━━━ Document section

Pursuant to Sun Realty's Operating Agreement, Sun Realty - SMP, Inc. ("SMP") was appointed as Sun Realty's manager, with power "to make all decisions affecting such business and affairs" of Sun Realty. SMP was a corporation owned by Albert Kleban and his wife, Alida. Albert Kleban alone managed and controlled SMP, which had no offices and employees of its own. Albert Kleban also managed and controlled Sun Realty through the vehicle of the Operating Agreement between Sun Realty and SMP.

This paragraph in text is derived from the Court's prior opinions and from depositions and documentary evidence cited in Plaintiff's Main Brief [Doc. 103] at 8-13.

The parties do not dispute Albert Kleban's dominant role in conducting the business of Sun Realty. A letter dated August 5, 2005, from Jackie Campbell, an employee authorized by Albert Kleban to speak for him, to Carolyn Schreder, the Chicago attorney for SLSJ and Jeruss, states that Albert Kleban "feels that Lois Jeruss has benefit[t]ed from all his actions on behalf of Sun Realty" since he "took over management of Sun Realty," and was "desirous of cooperating with Lois Jeruss to enhance any additional opportunities that may be presented to Sun Realty Associates." Campbell added, in a letter dated August 8, 2005, to Schreder: "Mr. [Albert] Kleban [took] on the role of managing member of Sun Realty . . . to insure the financial welfare of his family, his sister's families and uncles' families, which include Lois Jeruss." On November 14, 2011, Albert Kleban himself stated in an email to SLSJ and Schreder: "I know how difficult it is but at this point in time your investment in Sun Realty is secure. . . . You can count on us to do everything in our power to try to enhance the value of the property and your interest." In an admission germane to a core issue in the case, Albert Kleban acknowledged in his deposition that he "owed fiduciary duties to members of Sun Realty Associates in [his] role as the president of the company that was managing Sun Realty Associates." Albert Kleban was referring to SMP.

On April 6, 2013, Albert Kleban said in an emailed status report to SLSJ members: "You can be assured that every bit of energy [and] creativity is directed to the mutual interests of every single partner and every location as long as Ken, Jackie and I are involved." That status report also painted a gloomy picture, which Albert Kleban coupled with an expression of hope:

What I report to you now, contains some negative aspects of the property but it is not much different than what other realtors are experiencing across our area with small tenants. The economic situation for these type [sic] of tenants is somewhat bleak. Hopefully, in the course of the next two years, when our mortgage comes due we will be able to present a brighter picture.
Doc. 89-14 (¶ 10). That last sentence is a reference to a $15.8 million mortgage, which fell due two years after Kleban's April 6, 2013 status report.

━━━━━━
━━━ Records supplied

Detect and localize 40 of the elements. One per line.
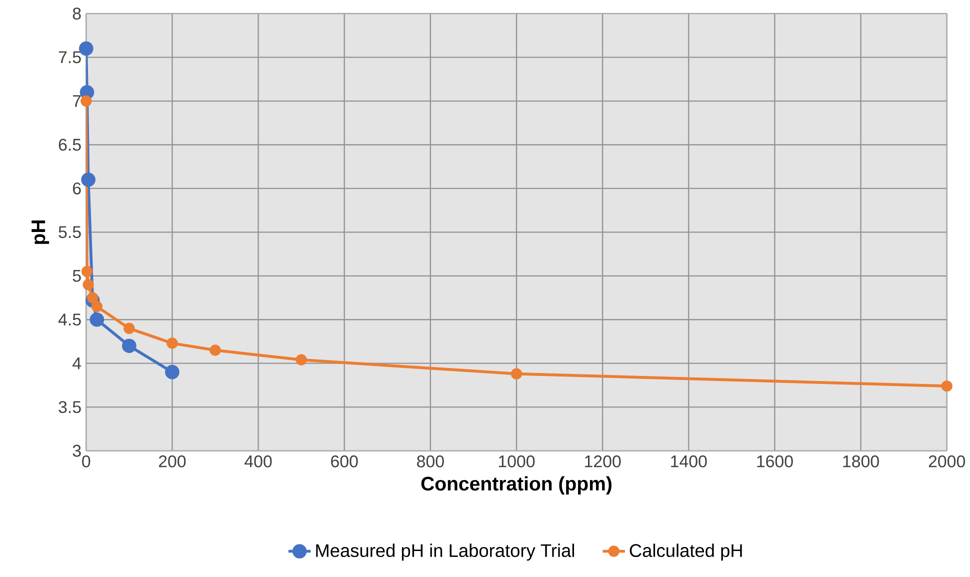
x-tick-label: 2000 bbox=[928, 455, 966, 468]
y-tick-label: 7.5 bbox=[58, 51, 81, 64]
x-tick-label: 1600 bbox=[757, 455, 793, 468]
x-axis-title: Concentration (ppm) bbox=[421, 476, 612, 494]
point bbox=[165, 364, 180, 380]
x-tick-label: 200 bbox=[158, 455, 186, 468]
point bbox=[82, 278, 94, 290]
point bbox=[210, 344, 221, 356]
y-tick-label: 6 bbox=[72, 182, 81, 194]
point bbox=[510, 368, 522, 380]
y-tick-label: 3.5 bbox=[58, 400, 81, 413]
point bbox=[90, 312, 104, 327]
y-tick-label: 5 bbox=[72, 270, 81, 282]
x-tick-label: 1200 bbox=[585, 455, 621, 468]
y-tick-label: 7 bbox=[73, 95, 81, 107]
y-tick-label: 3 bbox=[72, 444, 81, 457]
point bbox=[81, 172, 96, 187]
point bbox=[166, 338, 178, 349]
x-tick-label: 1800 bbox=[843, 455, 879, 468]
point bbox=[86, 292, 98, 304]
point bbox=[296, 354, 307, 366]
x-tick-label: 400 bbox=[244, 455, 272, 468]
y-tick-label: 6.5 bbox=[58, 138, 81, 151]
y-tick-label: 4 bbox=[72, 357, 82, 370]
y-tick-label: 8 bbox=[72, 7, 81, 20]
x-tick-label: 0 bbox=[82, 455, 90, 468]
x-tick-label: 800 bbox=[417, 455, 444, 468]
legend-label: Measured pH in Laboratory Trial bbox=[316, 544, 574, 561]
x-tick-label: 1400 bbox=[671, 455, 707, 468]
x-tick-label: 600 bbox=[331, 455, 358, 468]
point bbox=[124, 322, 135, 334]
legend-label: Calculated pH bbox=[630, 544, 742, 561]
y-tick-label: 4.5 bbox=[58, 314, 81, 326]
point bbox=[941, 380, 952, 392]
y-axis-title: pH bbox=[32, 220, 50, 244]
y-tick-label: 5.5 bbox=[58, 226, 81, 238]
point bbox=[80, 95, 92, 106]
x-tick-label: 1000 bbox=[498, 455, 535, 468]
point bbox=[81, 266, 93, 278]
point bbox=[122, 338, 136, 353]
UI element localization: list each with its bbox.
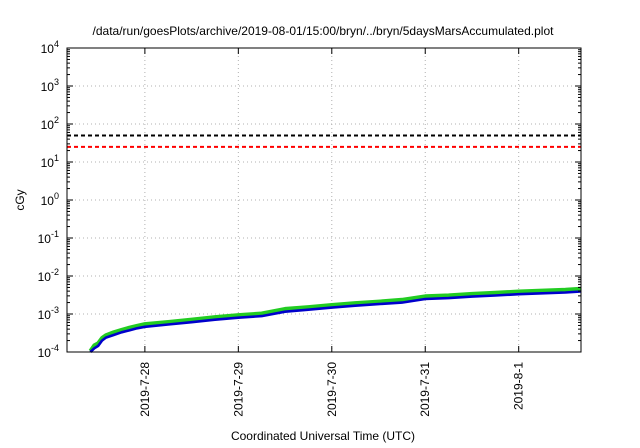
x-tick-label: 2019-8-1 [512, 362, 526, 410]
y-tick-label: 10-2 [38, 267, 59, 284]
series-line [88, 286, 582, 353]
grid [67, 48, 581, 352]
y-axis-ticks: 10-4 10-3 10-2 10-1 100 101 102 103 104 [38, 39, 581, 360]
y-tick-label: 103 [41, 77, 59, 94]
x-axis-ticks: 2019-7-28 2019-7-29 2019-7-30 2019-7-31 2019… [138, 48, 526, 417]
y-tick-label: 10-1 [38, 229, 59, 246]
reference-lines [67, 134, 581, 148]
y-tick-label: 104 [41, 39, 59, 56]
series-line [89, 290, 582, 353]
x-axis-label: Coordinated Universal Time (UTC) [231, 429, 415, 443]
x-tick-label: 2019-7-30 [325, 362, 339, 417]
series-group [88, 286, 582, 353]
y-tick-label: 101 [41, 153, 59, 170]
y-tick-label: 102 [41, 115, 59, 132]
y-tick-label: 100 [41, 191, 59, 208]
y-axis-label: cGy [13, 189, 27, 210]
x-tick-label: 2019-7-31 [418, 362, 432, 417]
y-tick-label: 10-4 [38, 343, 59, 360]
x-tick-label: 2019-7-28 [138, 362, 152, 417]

━━━━━━

■ Exercises
A – According to Campbell's letter of August 8, 2005, in the court opinion excerpt about Sun Realty, why did Albert Kleban take on the role of managing member? Answer in one to three sentences.
B – Write a continuation of the court opinion excerpt about Sun Realty, beginning after its final sentence.
The material has no connection to the court opinion excerpt about Sun Realty.

■ Expected responses
A – Campbell wrote that Albert Kleban took on the role of managing member of Sun Realty to insure the financial welfare of his family, his sister's families and his uncles' families, and these included Lois Jeruss.

B –
As this chain of correspondence reflects, the stock market reversals and attendant recession of the year 2008 created major difficulties for large shopping malls such as Black Rock. The lingering effects of the economic downturn caused some of Black Rock's retail commercial tenants to default on their obligations to Black Rock as landlord. Smaller companies went out of business. Branches of larger chains - the Gap, Old Navy - threatened to leave or sought to reduce their rent payments. Reductions in rent payments by tenants of Black Rock put pressure on Sun Realty, Black Rock's owner, which as noted was carrying a $15.8 million mortgage loan of its own.

To reiterate: Albert Kleban said to Sun Realty LLC members in his April 6, 2013 status report that the "economic situation" for Black Rock's "small tenants" was "somewhat bleak," but added: "Hopefully, in the course of the next two years, when our mortgage becomes due we will be able to present a brighter picture." However, pre-trial discovery reveals that during this period of time, Kleban did not content himself with passively hoping the fortunes of Black Rock's small tenants would recover. Albert Kleban and Kenneth Kleban were also actively engaged, with the assistance of a real estate broker, in searching for, and negotiating with, prospective purchasers of Black Rock and Sun Realty.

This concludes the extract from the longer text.